## Your goal:
Look through the listing below and report how many lines contain "JSON", as a bare number.

┌─ Record set

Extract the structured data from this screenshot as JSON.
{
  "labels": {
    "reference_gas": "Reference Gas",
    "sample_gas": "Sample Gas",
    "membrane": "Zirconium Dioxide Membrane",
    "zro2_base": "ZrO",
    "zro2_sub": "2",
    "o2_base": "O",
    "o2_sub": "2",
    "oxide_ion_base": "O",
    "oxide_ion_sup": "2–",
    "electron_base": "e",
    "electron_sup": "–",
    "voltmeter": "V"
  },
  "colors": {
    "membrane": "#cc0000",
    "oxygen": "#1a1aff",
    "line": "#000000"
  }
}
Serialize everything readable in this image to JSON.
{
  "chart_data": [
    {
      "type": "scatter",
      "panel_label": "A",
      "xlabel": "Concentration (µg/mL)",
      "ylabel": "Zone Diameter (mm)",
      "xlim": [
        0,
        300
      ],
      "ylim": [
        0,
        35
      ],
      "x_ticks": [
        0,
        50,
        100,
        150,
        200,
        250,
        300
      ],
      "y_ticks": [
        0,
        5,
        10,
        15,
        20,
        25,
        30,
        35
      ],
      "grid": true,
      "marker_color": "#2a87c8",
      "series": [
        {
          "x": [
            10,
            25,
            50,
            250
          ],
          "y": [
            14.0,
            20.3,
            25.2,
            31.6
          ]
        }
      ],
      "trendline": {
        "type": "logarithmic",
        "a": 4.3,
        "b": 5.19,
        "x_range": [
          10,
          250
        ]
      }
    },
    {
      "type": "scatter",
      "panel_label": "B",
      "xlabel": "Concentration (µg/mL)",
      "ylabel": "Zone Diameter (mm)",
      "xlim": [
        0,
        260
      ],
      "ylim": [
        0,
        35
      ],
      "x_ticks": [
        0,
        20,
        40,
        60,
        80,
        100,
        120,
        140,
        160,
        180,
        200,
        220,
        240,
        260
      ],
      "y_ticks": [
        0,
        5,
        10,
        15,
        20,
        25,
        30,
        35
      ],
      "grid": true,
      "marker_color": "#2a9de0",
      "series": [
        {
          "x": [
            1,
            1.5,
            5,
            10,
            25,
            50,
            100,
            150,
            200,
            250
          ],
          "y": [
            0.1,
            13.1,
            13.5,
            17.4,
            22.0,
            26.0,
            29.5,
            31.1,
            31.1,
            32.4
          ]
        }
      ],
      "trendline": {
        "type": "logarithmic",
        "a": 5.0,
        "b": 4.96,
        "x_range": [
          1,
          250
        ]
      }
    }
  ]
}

└─

## Correct answer:
2